Supplied text:

======

Water absorption ratio 12: A piece of tissue paper folded twice was placed in a small Petri dish Containing 6 ml of water. A tablet was put on the tissue paper and allowed to completely wet. The wetted tablet was then weighted.
Water absorption ratio, R was determined using following equation.
R = 100 × Wa –Wb/Wa
Where, Wa = Weight of tablet after water absorption, Wb = Weight of tablet before water absorption
The results are presented in Table 4 and Fig. 5.
In- vitro Disintegration Time12: In- vitro Disintegration times for sublingual tablets were determined using USP tablet disintegration apparatus with phosphate buffer of pH 6.8 as medium. The volume of medium was 900 ml and temp was 37±2°C. The time in seconds taken for complete disintegration of the tablets with no palatable mass remaining in the apparatus was measured. The results are presented in Table 4 and Fig. 6.
In-vitro Dispersion Time 13, 14: In- vitro dispersion time was measured by dropping a tablet in a10ml measuring cylinder containing 6ml of buffer solution simulating saliva fluid (pH 6.8). The results are presented in Table 4 and Fig. 7.
In- vitro drug release study12: In-vitro release rate of Terazosin Hydrochloride sublingualtablets was carried out using United State Pharmacopoeia (USP) dissolution testing apparatus (Paddle method). The dissolution test was carried out using 900 ml of 6.8 pH phosphate buffer, at 37±2oC and 50 rpm. A sample (5 ml) of the solution was withdrawn from the dissolution apparatus at 2, 5, 7, 10, 12 and 15 min. The samples were replaced with fresh dissolution medium of same quantity. The samples were filtered through Whatman filter paper No 40 and analyzed for Terazosin Hydrochloride after appropriate dilution by UV spectrophotometer at 245 nm. The percentage drug release was calculated using an equation obtained from the calibration curve. The results are presented in Fig. 8-10.

======

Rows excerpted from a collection
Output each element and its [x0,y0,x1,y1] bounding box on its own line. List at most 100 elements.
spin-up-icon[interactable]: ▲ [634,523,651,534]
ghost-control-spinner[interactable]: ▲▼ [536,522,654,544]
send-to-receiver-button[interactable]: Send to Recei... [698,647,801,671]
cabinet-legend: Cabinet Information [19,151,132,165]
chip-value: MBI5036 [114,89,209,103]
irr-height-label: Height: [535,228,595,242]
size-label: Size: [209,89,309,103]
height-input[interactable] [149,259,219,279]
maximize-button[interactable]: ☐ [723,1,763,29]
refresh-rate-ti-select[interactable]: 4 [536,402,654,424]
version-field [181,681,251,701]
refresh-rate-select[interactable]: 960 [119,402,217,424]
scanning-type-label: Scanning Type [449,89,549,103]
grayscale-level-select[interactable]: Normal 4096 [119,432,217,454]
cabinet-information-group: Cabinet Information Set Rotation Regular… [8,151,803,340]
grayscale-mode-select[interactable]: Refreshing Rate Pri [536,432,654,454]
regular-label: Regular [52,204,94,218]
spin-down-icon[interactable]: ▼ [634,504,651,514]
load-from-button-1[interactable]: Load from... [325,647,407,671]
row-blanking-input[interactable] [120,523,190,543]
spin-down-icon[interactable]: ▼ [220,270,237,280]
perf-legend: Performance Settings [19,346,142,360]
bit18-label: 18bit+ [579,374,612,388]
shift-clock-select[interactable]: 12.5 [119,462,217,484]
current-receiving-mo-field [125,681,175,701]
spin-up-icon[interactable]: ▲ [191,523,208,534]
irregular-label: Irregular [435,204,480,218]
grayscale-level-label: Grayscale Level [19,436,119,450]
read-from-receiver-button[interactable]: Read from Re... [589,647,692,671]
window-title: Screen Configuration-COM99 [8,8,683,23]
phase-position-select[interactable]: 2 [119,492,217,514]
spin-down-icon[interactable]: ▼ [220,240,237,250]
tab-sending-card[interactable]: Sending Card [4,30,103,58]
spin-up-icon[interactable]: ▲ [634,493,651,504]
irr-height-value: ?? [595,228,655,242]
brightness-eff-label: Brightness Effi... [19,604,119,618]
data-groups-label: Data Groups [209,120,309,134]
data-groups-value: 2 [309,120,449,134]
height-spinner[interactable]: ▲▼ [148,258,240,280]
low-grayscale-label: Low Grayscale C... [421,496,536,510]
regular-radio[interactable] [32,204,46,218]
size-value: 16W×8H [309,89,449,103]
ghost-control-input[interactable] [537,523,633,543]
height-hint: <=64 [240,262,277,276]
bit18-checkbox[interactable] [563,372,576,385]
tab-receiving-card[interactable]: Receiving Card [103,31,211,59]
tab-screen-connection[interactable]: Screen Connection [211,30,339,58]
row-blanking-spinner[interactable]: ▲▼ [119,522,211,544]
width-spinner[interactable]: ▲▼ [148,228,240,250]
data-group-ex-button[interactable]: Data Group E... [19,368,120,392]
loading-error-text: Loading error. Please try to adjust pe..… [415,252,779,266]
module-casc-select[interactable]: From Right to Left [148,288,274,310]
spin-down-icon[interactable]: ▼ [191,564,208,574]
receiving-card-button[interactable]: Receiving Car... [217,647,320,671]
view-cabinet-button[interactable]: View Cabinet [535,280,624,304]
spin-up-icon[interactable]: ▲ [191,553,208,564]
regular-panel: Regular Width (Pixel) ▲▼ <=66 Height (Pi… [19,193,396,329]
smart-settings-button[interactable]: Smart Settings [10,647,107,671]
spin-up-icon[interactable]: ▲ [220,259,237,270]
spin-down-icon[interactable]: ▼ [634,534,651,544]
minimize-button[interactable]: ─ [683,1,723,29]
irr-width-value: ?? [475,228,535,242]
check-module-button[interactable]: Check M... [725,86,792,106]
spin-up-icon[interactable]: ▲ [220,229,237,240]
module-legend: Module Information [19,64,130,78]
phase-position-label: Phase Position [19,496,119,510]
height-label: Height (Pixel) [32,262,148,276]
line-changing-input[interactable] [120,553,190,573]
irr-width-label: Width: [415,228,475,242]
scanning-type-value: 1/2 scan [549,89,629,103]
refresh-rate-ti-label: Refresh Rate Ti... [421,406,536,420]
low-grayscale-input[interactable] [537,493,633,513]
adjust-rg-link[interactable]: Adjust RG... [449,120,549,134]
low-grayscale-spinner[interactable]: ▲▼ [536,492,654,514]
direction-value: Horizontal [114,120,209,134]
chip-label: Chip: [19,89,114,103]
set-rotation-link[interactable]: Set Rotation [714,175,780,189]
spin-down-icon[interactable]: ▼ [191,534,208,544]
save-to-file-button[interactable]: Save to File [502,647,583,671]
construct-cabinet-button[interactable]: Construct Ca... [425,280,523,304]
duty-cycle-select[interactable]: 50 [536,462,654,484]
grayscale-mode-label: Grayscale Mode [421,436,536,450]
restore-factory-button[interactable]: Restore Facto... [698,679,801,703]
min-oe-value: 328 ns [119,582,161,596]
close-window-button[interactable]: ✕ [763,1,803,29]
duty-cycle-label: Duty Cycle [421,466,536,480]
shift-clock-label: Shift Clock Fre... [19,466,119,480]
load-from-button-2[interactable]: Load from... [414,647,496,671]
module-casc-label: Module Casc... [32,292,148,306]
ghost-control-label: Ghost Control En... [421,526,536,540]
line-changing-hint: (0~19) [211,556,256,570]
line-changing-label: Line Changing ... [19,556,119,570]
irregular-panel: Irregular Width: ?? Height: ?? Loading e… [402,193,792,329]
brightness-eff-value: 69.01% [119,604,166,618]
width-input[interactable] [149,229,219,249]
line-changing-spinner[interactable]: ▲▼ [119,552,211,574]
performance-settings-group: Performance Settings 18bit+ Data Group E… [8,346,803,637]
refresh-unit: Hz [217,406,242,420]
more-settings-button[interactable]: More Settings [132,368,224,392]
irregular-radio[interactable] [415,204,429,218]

======

Tasks and exercises:
1. List the names of the tests that the tablet testing text describes, one per line.
2. Echo the part of the tablet testing text starting at "R = 100 × Wa" and ending at "and Fig. 5.".

Set of answers:
1.
Water absorption ratio
In-vitro disintegration time
In-vitro dispersion time
In-vitro drug release study

2.
R = 100 × Wa –Wb/Wa
Where, Wa = Weight of tablet after water absorption, Wb = Weight of tablet before water absorption
The results are presented in Table 4 and Fig. 5.